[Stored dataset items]
##############################

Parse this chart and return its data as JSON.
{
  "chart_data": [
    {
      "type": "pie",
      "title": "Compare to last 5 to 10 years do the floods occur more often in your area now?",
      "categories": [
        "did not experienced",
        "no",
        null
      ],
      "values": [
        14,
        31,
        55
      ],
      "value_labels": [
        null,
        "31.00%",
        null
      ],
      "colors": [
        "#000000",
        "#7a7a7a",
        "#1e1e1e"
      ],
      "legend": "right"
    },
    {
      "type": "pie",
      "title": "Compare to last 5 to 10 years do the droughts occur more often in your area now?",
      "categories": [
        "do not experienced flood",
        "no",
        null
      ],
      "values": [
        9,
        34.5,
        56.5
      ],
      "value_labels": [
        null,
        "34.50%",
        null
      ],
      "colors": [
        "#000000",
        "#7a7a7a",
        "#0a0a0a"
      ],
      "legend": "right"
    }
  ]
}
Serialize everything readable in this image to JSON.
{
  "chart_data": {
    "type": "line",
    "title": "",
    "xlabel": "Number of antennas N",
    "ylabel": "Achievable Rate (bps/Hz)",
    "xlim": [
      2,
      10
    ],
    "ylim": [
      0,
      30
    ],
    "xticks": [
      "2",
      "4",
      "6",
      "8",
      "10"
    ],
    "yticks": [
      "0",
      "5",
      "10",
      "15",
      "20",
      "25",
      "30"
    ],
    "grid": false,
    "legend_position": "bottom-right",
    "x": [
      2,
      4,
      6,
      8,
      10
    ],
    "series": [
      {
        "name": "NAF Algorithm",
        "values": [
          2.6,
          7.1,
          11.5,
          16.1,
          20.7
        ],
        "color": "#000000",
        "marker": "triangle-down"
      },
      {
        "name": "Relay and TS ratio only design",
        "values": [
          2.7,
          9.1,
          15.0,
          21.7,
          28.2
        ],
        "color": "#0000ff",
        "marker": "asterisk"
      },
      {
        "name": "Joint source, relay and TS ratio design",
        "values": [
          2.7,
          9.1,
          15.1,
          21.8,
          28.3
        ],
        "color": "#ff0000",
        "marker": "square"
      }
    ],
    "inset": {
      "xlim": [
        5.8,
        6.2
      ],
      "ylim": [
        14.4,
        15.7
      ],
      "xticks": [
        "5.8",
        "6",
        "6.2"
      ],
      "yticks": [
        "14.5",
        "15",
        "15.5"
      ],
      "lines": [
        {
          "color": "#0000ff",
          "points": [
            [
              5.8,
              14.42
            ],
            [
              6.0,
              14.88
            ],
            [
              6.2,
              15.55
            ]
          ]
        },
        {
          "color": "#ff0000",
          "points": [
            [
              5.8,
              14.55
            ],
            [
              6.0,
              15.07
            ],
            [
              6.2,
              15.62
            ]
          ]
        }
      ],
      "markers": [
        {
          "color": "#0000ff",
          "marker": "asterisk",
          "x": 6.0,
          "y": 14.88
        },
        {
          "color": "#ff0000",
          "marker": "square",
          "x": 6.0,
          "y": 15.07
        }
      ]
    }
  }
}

##############################

DIRECTIVE:
Retype the records above exactly.

FINAL RESULT:
Parse this chart and return its data as JSON.
{
  "chart_data": [
    {
      "type": "pie",
      "title": "Compare to last 5 to 10 years do the floods occur more often in your area now?",
      "categories": [
        "did not experienced",
        "no",
        null
      ],
      "values": [
        14,
        31,
        55
      ],
      "value_labels": [
        null,
        "31.00%",
        null
      ],
      "colors": [
        "#000000",
        "#7a7a7a",
        "#1e1e1e"
      ],
      "legend": "right"
    },
    {
      "type": "pie",
      "title": "Compare to last 5 to 10 years do the droughts occur more often in your area now?",
      "categories": [
        "do not experienced flood",
        "no",
        null
      ],
      "values": [
        9,
        34.5,
        56.5
      ],
      "value_labels": [
        null,
        "34.50%",
        null
      ],
      "colors": [
        "#000000",
        "#7a7a7a",
        "#0a0a0a"
      ],
      "legend": "right"
    }
  ]
}
Serialize everything readable in this image to JSON.
{
  "chart_data": {
    "type": "line",
    "title": "",
    "xlabel": "Number of antennas N",
    "ylabel": "Achievable Rate (bps/Hz)",
    "xlim": [
      2,
      10
    ],
    "ylim": [
      0,
      30
    ],
    "xticks": [
      "2",
      "4",
      "6",
      "8",
      "10"
    ],
    "yticks": [
      "0",
      "5",
      "10",
      "15",
      "20",
      "25",
      "30"
    ],
    "grid": false,
    "legend_position": "bottom-right",
    "x": [
      2,
      4,
      6,
      8,
      10
    ],
    "series": [
      {
        "name": "NAF Algorithm",
        "values": [
          2.6,
          7.1,
          11.5,
          16.1,
          20.7
        ],
        "color": "#000000",
        "marker": "triangle-down"
      },
      {
        "name": "Relay and TS ratio only design",
        "values": [
          2.7,
          9.1,
          15.0,
          21.7,
          28.2
        ],
        "color": "#0000ff",
        "marker": "asterisk"
      },
      {
        "name": "Joint source, relay and TS ratio design",
        "values": [
          2.7,
          9.1,
          15.1,
          21.8,
          28.3
        ],
        "color": "#ff0000",
        "marker": "square"
      }
    ],
    "inset": {
      "xlim": [
        5.8,
        6.2
      ],
      "ylim": [
        14.4,
        15.7
      ],
      "xticks": [
        "5.8",
        "6",
        "6.2"
      ],
      "yticks": [
        "14.5",
        "15",
        "15.5"
      ],
      "lines": [
        {
          "color": "#0000ff",
          "points": [
            [
              5.8,
              14.42
            ],
            [
              6.0,
              14.88
            ],
            [
              6.2,
              15.55
            ]
          ]
        },
        {
          "color": "#ff0000",
          "points": [
            [
              5.8,
              14.55
            ],
            [
              6.0,
              15.07
            ],
            [
              6.2,
              15.62
            ]
          ]
        }
      ],
      "markers": [
        {
          "color": "#0000ff",
          "marker": "asterisk",
          "x": 6.0,
          "y": 14.88
        },
        {
          "color": "#ff0000",
          "marker": "square",
          "x": 6.0,
          "y": 15.07
        }
      ]
    }
  }
}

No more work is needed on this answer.